Apesar da vitória em primeiro turno, a vantagem de cerca de 15 pontos percentuais obtida nas Eleições Primárias no dia 11 agosto não foi mantida. O atual presidente, Maurício Macri, cresceu na preferência dos eleitores que podem ter feito uso do voto útil para tentar fazer frente ao favoritismo de Alberto Fernández. Com 97% das urnas apuradas, no momento do fechamento dessa matéria, Alberto Fernández contava com 48,1% dos votos e Maurício Macri com 40,4%.

Alberto Fernández viajou na manhã desta terça-feira 29 a Tucumán para participar da posse do governador Juan Manzur, e declarou ante o público que compareceu ao teatro da capital: “Esta sociedade não pode sentir-se digna se em seu seio há pessoas passando fome. Vamos arregaçar as mangas para que ninguém mais na Argentina passe fome. Isso não será uma conquista do governo, vai ser um sucesso de toda a Argentina”.

■ Enunciado ■
Segundo o trecho sobre as eleições argentinas, que percentual dos votos tinha Maurício Macri com 97% das urnas apuradas? A listagem provém de uma fonte distinta da do trecho acima.

■ Dados armazenados ■
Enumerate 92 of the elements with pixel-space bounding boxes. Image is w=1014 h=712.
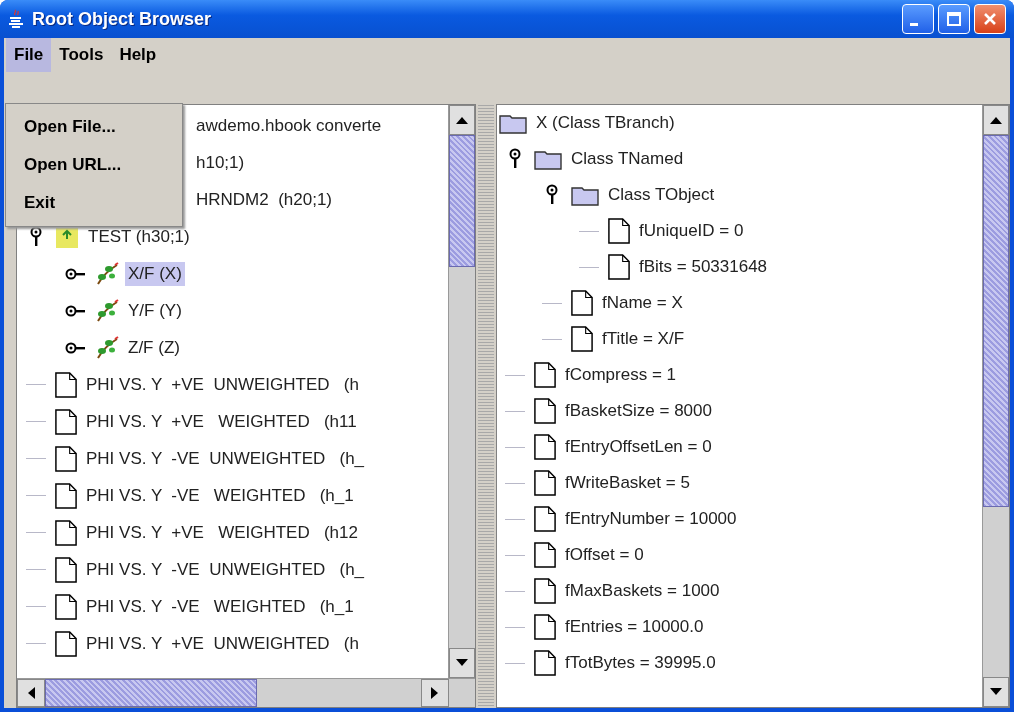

■ Resposta final ■
Maurício Macri contava com 40,4% dos votos.